Stated problem: Copy every line of the data that includes the string "percentage".

Dataset content:
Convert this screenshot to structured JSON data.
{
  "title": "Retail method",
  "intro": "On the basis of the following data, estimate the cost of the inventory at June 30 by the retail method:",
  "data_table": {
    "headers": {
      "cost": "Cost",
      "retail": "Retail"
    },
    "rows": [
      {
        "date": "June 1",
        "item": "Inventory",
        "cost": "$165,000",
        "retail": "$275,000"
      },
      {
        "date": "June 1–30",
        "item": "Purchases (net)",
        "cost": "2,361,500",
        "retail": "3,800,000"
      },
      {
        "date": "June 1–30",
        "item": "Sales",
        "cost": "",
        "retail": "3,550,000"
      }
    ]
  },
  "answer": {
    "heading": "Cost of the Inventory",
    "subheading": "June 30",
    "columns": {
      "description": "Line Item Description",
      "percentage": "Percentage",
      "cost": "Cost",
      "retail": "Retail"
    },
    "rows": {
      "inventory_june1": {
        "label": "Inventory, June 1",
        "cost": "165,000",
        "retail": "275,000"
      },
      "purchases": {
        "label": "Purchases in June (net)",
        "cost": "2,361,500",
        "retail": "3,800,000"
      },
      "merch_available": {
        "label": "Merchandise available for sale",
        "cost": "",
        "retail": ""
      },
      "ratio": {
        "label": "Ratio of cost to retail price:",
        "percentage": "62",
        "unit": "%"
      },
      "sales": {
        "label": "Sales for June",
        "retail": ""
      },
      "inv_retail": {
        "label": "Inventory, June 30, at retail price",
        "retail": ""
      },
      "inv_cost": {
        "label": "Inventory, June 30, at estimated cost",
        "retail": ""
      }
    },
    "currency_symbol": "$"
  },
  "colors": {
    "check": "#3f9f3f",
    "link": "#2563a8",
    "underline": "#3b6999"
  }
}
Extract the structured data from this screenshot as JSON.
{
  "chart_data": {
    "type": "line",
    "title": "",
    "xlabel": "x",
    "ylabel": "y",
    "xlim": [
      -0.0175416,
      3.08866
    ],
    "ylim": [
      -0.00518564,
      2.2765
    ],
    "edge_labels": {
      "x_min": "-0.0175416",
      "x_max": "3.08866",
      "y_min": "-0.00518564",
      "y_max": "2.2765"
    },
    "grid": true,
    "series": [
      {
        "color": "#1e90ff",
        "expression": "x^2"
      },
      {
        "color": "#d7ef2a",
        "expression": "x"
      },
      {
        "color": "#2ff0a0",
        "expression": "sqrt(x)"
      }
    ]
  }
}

Written solution:
      "percentage": "Percentage",
        "percentage": "62",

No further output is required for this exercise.